Written task => Quote the listing below in its entirety, omitting every image.

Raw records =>
## Start
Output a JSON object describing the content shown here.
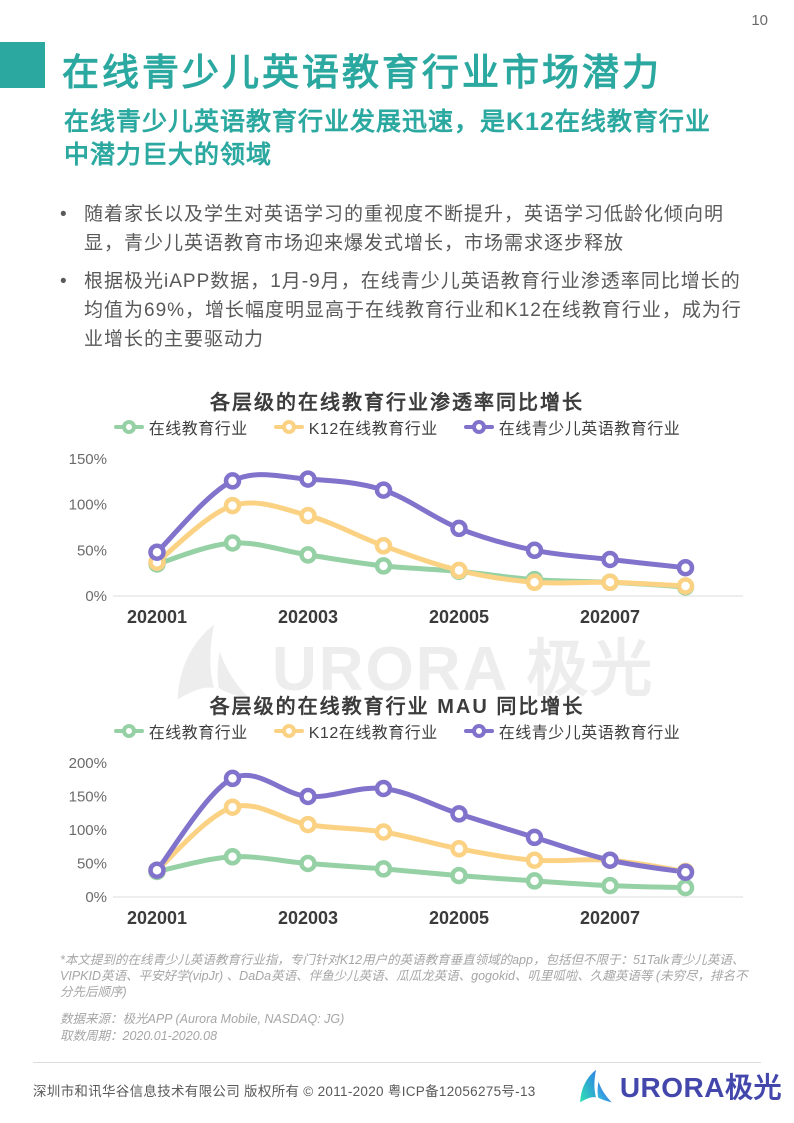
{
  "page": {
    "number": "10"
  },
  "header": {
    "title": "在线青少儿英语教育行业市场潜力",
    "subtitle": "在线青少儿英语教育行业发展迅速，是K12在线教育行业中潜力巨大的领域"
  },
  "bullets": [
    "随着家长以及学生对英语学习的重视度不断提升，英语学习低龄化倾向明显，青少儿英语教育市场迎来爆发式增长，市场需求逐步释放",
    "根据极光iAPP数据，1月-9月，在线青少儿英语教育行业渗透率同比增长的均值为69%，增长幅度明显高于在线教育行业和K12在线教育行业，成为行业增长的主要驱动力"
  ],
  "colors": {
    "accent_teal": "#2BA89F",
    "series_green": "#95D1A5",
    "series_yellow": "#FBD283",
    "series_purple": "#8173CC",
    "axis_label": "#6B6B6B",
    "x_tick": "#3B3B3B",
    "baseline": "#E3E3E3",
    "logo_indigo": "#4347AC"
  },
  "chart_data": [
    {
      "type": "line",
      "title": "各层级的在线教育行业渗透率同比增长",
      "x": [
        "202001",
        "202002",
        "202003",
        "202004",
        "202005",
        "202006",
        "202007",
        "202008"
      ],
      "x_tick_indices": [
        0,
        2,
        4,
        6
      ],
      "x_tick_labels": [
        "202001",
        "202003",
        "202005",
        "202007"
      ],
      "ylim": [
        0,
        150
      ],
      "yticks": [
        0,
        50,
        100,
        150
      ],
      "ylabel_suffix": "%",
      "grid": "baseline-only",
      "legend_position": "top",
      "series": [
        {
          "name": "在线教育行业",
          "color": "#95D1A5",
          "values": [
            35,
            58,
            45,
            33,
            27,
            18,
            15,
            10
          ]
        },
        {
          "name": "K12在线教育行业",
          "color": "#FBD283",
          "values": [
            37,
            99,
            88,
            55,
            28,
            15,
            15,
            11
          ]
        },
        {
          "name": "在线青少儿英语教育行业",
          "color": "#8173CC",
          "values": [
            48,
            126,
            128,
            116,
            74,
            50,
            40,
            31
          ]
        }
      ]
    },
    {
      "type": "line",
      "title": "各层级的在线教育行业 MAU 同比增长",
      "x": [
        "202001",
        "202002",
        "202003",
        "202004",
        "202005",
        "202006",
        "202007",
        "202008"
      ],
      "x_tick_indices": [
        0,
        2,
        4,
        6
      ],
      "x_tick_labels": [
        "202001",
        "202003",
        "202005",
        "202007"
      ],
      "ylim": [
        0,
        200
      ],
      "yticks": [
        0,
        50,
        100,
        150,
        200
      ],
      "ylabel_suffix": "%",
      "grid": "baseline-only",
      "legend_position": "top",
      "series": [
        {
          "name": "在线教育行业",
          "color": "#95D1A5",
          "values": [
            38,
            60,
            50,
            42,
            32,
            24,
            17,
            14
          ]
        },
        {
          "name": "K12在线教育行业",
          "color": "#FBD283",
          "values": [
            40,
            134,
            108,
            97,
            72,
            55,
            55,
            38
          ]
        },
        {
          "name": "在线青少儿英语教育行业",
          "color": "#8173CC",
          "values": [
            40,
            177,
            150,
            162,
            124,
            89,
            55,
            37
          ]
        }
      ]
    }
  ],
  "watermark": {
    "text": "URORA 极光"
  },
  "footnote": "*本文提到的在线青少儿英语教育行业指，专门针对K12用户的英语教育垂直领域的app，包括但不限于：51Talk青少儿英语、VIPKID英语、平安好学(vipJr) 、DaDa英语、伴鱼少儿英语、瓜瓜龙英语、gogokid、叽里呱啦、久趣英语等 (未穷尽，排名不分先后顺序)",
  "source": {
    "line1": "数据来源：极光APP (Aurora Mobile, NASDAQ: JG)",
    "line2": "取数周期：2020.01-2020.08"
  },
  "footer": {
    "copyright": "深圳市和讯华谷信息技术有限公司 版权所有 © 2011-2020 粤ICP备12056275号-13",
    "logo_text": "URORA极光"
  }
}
## End
Exercise output =>
Output a JSON object describing the content shown here.
{
  "page": {
    "number": "10"
  },
  "header": {
    "title": "在线青少儿英语教育行业市场潜力",
    "subtitle": "在线青少儿英语教育行业发展迅速，是K12在线教育行业中潜力巨大的领域"
  },
  "bullets": [
    "随着家长以及学生对英语学习的重视度不断提升，英语学习低龄化倾向明显，青少儿英语教育市场迎来爆发式增长，市场需求逐步释放",
    "根据极光iAPP数据，1月-9月，在线青少儿英语教育行业渗透率同比增长的均值为69%，增长幅度明显高于在线教育行业和K12在线教育行业，成为行业增长的主要驱动力"
  ],
  "colors": {
    "accent_teal": "#2BA89F",
    "series_green": "#95D1A5",
    "series_yellow": "#FBD283",
    "series_purple": "#8173CC",
    "axis_label": "#6B6B6B",
    "x_tick": "#3B3B3B",
    "baseline": "#E3E3E3",
    "logo_indigo": "#4347AC"
  },
  "chart_data": [
    {
      "type": "line",
      "title": "各层级的在线教育行业渗透率同比增长",
      "x": [
        "202001",
        "202002",
        "202003",
        "202004",
        "202005",
        "202006",
        "202007",
        "202008"
      ],
      "x_tick_indices": [
        0,
        2,
        4,
        6
      ],
      "x_tick_labels": [
        "202001",
        "202003",
        "202005",
        "202007"
      ],
      "ylim": [
        0,
        150
      ],
      "yticks": [
        0,
        50,
        100,
        150
      ],
      "ylabel_suffix": "%",
      "grid": "baseline-only",
      "legend_position": "top",
      "series": [
        {
          "name": "在线教育行业",
          "color": "#95D1A5",
          "values": [
            35,
            58,
            45,
            33,
            27,
            18,
            15,
            10
          ]
        },
        {
          "name": "K12在线教育行业",
          "color": "#FBD283",
          "values": [
            37,
            99,
            88,
            55,
            28,
            15,
            15,
            11
          ]
        },
        {
          "name": "在线青少儿英语教育行业",
          "color": "#8173CC",
          "values": [
            48,
            126,
            128,
            116,
            74,
            50,
            40,
            31
          ]
        }
      ]
    },
    {
      "type": "line",
      "title": "各层级的在线教育行业 MAU 同比增长",
      "x": [
        "202001",
        "202002",
        "202003",
        "202004",
        "202005",
        "202006",
        "202007",
        "202008"
      ],
      "x_tick_indices": [
        0,
        2,
        4,
        6
      ],
      "x_tick_labels": [
        "202001",
        "202003",
        "202005",
        "202007"
      ],
      "ylim": [
        0,
        200
      ],
      "yticks": [
        0,
        50,
        100,
        150,
        200
      ],
      "ylabel_suffix": "%",
      "grid": "baseline-only",
      "legend_position": "top",
      "series": [
        {
          "name": "在线教育行业",
          "color": "#95D1A5",
          "values": [
            38,
            60,
            50,
            42,
            32,
            24,
            17,
            14
          ]
        },
        {
          "name": "K12在线教育行业",
          "color": "#FBD283",
          "values": [
            40,
            134,
            108,
            97,
            72,
            55,
            55,
            38
          ]
        },
        {
          "name": "在线青少儿英语教育行业",
          "color": "#8173CC",
          "values": [
            40,
            177,
            150,
            162,
            124,
            89,
            55,
            37
          ]
        }
      ]
    }
  ],
  "watermark": {
    "text": "URORA 极光"
  },
  "footnote": "*本文提到的在线青少儿英语教育行业指，专门针对K12用户的英语教育垂直领域的app，包括但不限于：51Talk青少儿英语、VIPKID英语、平安好学(vipJr) 、DaDa英语、伴鱼少儿英语、瓜瓜龙英语、gogokid、叽里呱啦、久趣英语等 (未穷尽，排名不分先后顺序)",
  "source": {
    "line1": "数据来源：极光APP (Aurora Mobile, NASDAQ: JG)",
    "line2": "取数周期：2020.01-2020.08"
  },
  "footer": {
    "copyright": "深圳市和讯华谷信息技术有限公司 版权所有 © 2011-2020 粤ICP备12056275号-13",
    "logo_text": "URORA极光"
  }
}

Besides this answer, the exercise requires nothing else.